• _TASK BRIEF_
Take every line from the material that has the word "this" in it.

# PROVIDED DATA start

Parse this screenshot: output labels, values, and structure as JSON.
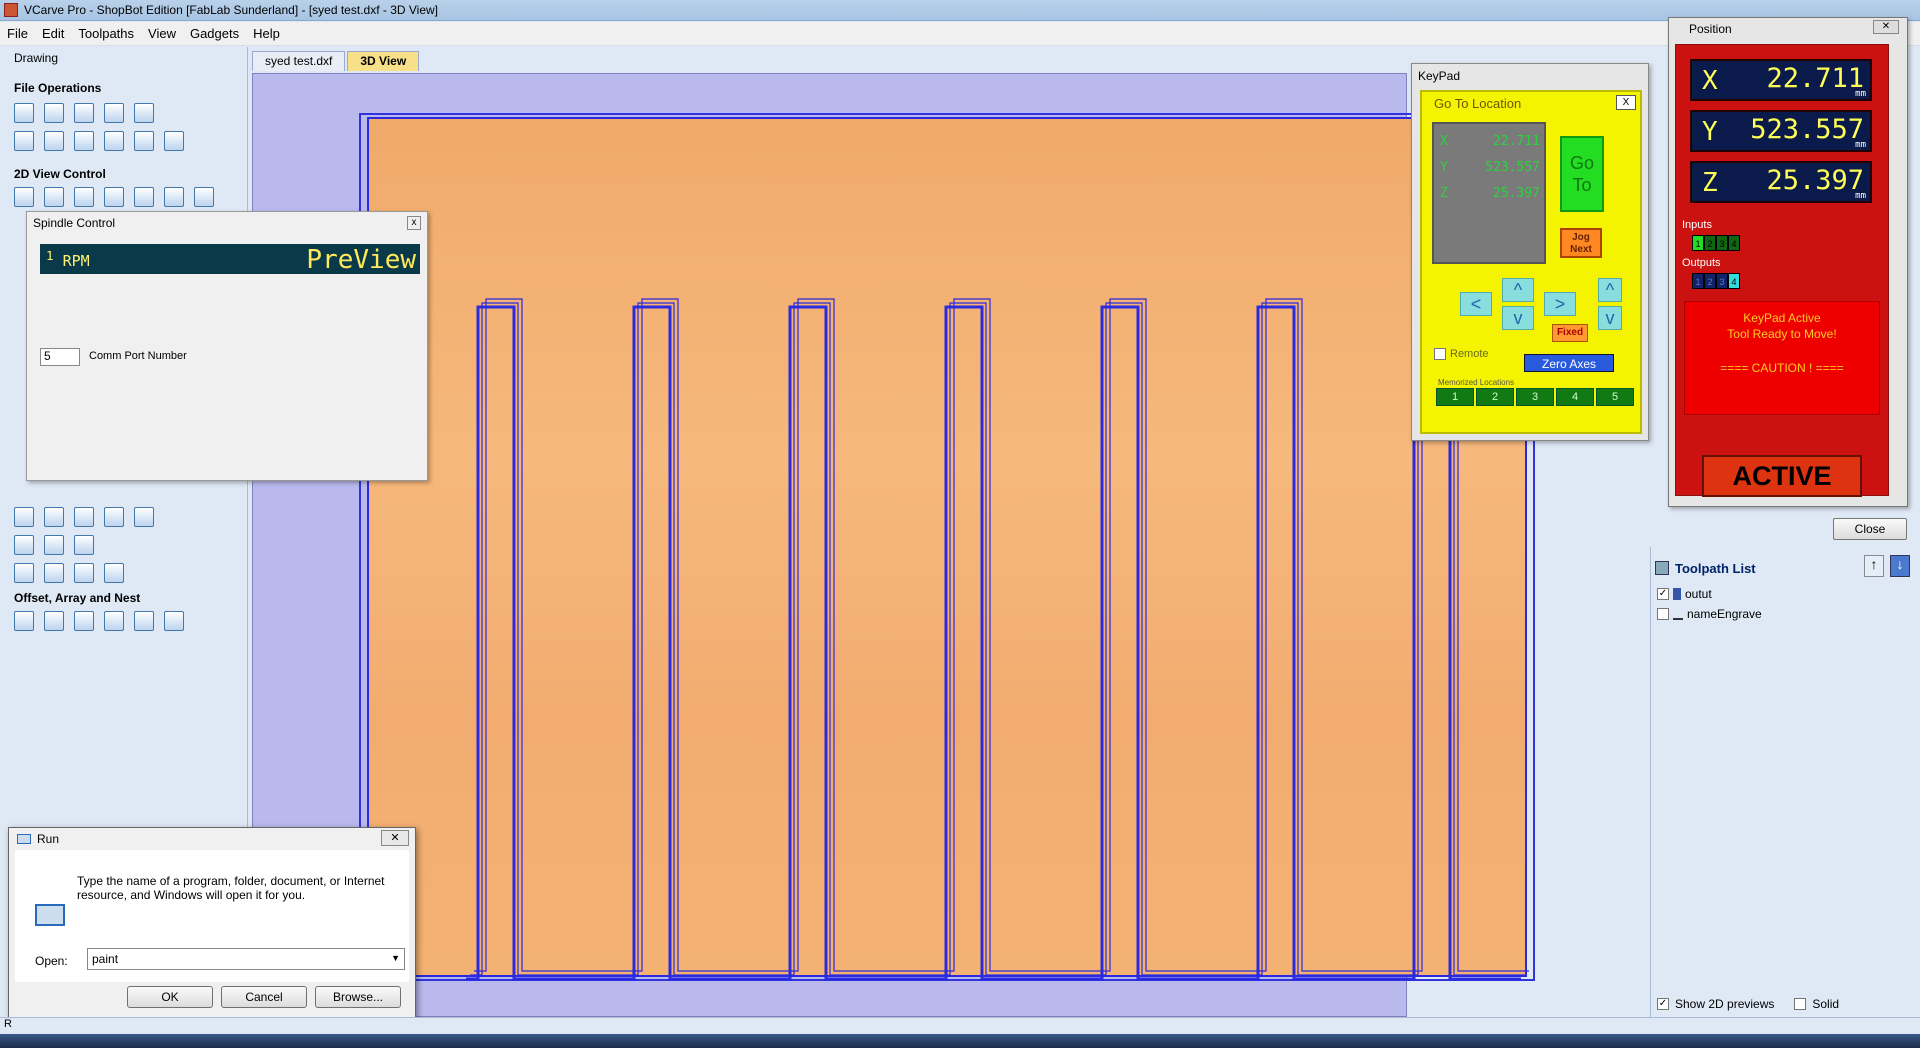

# PROVIDED DATA end
# PROVIDED DATA start

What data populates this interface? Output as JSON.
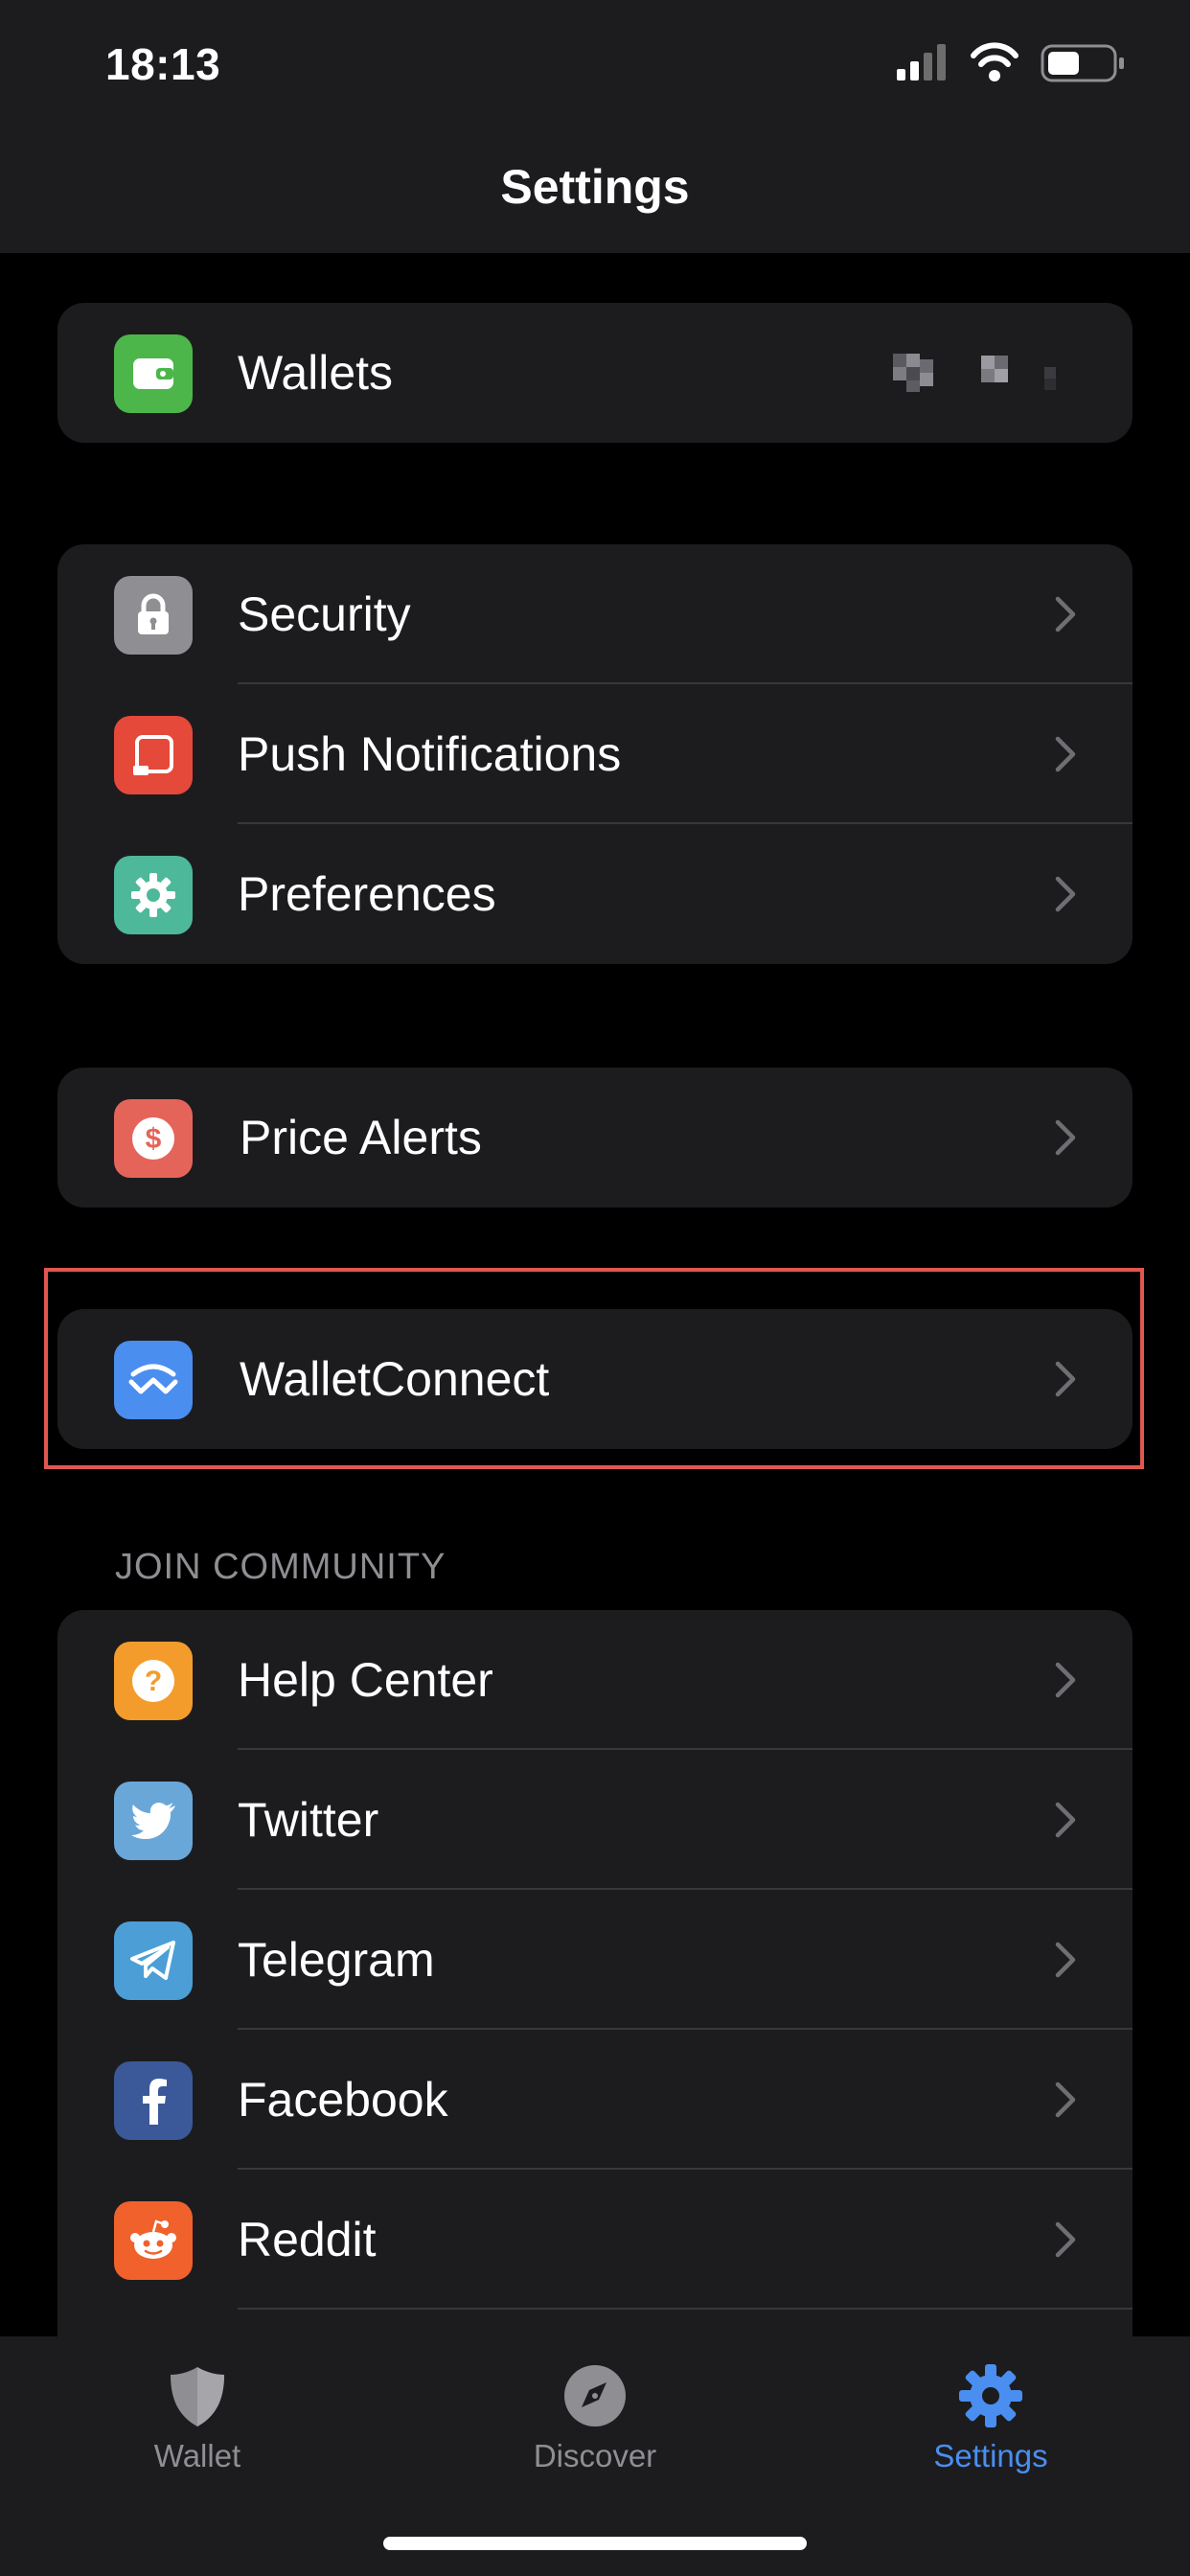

# PROVIDED DATA end
# PROVIDED DATA start

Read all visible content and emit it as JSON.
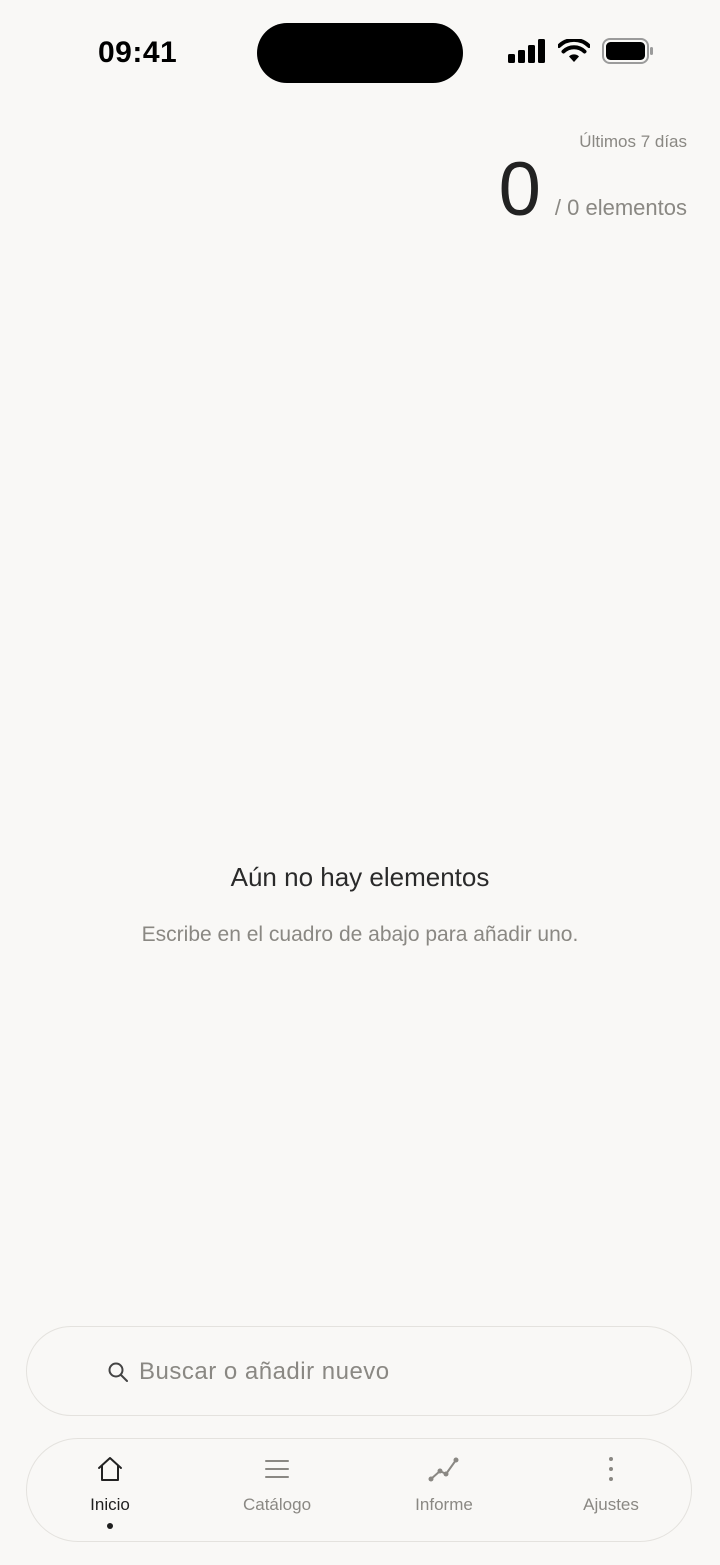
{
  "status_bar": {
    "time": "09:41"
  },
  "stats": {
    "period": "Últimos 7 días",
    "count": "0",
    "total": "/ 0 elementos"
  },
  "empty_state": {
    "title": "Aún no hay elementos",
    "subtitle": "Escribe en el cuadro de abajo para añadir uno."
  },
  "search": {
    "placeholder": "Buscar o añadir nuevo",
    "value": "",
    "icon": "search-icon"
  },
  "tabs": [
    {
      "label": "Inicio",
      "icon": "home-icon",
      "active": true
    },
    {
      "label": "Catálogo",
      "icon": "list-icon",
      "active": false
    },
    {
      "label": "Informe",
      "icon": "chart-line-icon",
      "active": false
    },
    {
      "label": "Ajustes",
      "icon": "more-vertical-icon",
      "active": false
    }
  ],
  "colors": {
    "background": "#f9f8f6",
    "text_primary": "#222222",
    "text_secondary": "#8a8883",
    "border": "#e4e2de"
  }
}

# PROVIDED DATA end

• _SOLUTION TO THE PROBLEM_
Parse this screenshot: output labels, values, and structure as JSON.
What data populates this interface? Output as JSON.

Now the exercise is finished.